- _RECORDS SUPPLIED_

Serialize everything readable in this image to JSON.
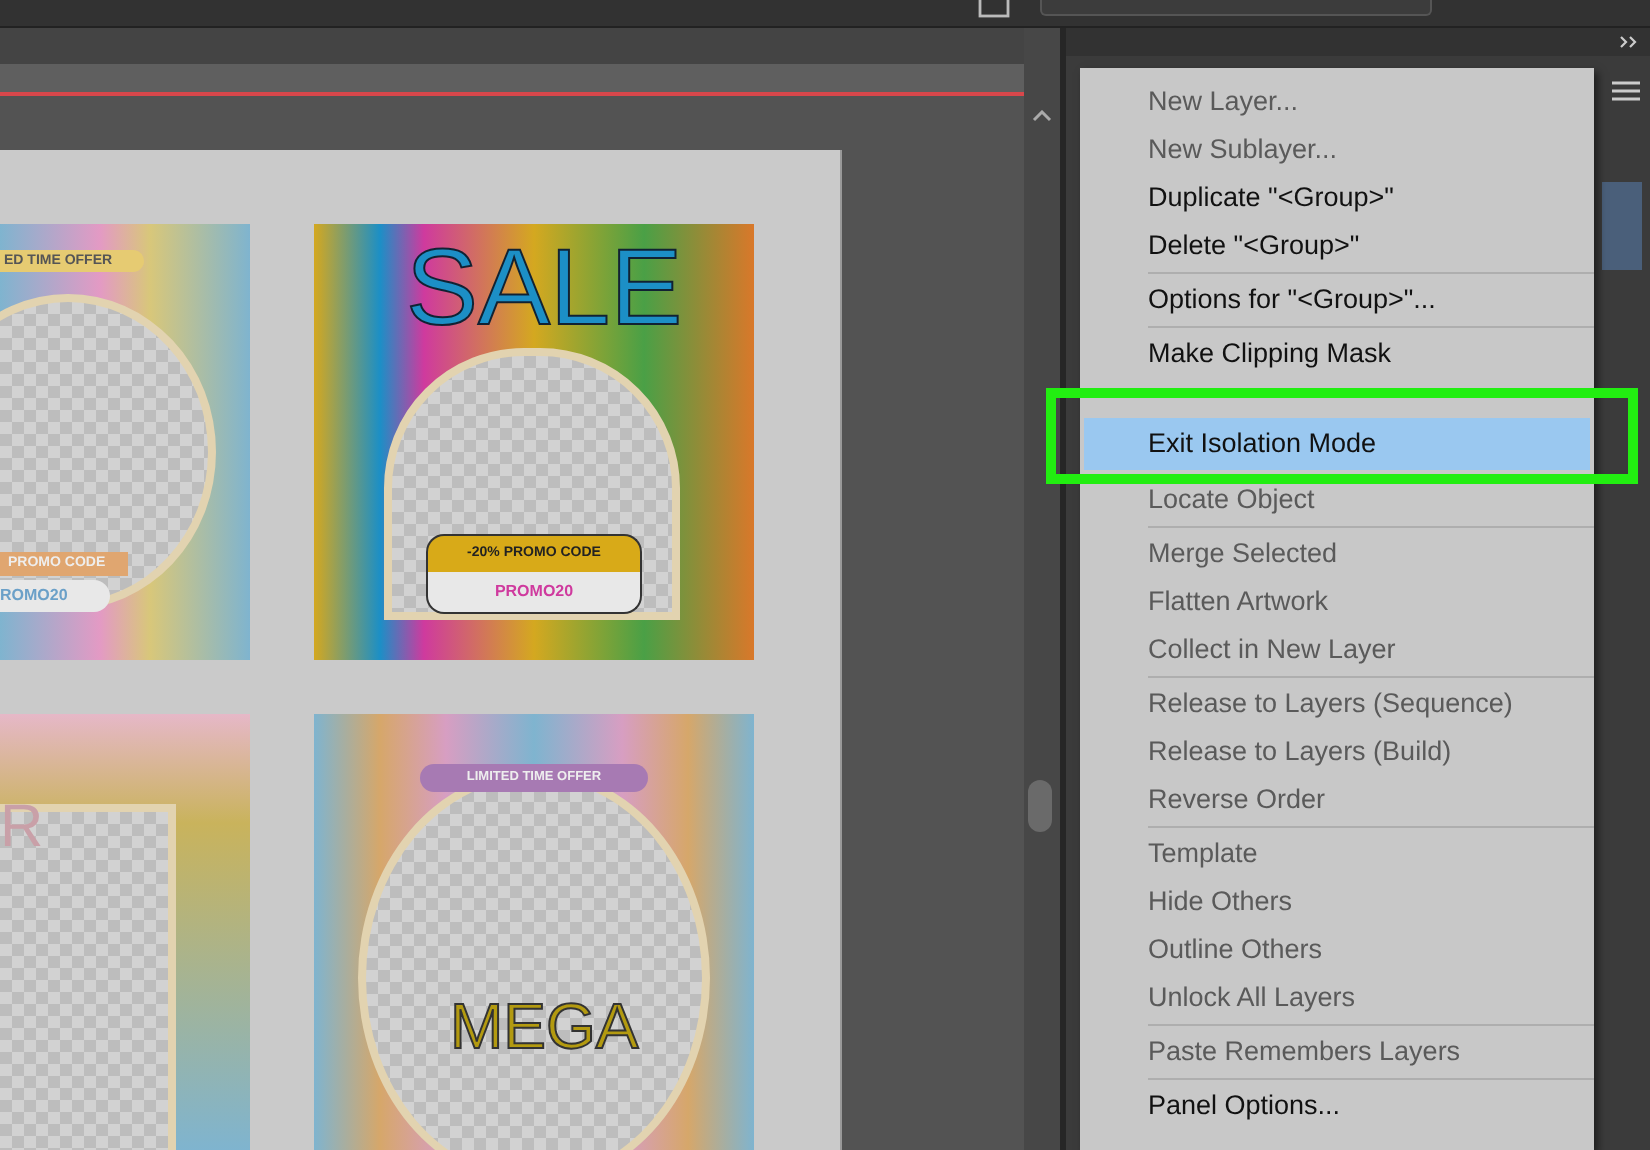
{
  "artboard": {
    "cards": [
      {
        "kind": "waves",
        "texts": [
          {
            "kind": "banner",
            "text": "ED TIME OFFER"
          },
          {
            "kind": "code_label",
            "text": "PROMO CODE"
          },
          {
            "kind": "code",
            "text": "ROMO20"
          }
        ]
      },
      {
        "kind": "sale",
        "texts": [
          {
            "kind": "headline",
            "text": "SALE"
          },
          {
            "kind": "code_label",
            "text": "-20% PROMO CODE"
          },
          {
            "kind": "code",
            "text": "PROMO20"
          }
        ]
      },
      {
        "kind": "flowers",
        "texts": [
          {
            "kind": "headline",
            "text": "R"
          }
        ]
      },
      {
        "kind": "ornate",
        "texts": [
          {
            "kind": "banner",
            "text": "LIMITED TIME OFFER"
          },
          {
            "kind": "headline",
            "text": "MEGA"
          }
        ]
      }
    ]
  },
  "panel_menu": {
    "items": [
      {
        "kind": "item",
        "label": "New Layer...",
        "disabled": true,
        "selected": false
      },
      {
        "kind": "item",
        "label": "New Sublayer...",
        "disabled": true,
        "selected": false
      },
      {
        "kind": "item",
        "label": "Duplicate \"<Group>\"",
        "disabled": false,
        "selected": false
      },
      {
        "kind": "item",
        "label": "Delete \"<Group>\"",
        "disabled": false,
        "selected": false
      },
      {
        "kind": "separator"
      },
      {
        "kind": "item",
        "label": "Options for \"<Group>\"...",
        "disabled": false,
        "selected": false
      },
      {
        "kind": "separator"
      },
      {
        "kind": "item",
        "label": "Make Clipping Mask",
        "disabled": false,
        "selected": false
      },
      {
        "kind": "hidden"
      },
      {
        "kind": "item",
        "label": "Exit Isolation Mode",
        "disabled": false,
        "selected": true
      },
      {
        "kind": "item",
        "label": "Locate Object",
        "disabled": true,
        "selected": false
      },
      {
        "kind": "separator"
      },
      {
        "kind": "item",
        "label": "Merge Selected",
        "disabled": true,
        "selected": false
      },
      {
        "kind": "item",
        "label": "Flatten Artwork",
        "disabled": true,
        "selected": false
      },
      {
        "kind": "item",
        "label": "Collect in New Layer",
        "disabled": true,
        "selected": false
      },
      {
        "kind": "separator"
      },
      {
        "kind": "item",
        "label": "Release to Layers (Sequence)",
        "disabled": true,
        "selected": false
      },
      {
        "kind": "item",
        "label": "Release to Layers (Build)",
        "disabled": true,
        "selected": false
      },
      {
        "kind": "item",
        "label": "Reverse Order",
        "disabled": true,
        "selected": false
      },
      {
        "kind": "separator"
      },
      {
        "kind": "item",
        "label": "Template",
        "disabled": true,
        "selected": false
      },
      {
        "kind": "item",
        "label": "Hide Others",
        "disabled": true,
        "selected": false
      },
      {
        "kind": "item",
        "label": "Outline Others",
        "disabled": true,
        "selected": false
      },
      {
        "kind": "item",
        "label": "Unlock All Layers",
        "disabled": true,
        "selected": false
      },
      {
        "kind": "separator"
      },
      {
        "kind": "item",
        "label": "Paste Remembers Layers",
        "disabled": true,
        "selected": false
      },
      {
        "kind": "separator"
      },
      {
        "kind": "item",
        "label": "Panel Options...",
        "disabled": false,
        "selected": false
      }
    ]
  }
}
==
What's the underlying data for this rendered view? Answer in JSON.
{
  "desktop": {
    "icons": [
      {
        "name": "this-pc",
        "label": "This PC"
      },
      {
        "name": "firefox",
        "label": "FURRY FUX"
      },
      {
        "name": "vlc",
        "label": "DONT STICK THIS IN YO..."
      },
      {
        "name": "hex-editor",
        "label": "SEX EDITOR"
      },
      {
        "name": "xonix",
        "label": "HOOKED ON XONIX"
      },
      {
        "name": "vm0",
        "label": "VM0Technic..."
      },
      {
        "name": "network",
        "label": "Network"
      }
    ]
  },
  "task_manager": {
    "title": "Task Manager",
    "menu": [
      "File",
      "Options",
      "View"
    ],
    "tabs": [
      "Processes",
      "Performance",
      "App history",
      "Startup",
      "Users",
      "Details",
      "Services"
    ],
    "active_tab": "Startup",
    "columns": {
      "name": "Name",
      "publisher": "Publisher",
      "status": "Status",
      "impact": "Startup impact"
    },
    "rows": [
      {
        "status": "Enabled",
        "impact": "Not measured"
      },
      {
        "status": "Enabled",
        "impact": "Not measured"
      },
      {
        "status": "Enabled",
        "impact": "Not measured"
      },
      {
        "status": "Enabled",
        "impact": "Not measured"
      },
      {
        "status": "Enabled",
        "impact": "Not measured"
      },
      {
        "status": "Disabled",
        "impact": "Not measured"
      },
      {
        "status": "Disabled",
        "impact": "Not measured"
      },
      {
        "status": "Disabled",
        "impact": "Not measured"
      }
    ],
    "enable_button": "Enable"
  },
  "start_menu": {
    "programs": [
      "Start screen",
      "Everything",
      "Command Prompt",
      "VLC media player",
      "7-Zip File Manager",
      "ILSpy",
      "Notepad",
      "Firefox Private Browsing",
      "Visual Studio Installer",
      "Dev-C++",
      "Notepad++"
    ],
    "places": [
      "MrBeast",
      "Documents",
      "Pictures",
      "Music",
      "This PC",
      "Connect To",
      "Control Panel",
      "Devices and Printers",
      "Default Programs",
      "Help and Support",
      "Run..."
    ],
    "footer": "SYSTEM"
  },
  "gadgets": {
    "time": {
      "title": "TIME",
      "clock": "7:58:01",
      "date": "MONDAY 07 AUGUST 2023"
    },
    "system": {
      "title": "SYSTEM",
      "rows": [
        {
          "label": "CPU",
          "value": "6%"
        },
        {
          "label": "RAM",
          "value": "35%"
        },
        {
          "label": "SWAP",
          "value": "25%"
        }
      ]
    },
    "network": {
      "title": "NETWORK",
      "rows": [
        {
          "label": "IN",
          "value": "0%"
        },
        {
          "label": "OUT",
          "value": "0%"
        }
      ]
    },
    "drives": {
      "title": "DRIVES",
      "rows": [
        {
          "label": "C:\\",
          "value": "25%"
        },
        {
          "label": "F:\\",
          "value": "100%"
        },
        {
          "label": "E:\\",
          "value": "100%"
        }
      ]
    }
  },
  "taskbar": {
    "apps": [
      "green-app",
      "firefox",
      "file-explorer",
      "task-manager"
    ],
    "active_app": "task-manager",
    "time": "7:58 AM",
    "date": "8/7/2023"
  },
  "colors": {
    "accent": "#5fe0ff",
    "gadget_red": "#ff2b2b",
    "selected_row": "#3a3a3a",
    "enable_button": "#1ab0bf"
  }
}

- _SHORT PROBLEM_
Identify the lines of the entries containing the string "name". Copy each such line.

- _REPLY TO THE TASK_
        "name": "this-pc",
        "name": "firefox",
        "name": "vlc",
        "name": "hex-editor",
        "name": "xonix",
        "name": "vm0",
        "name": "network",
      "name": "Name",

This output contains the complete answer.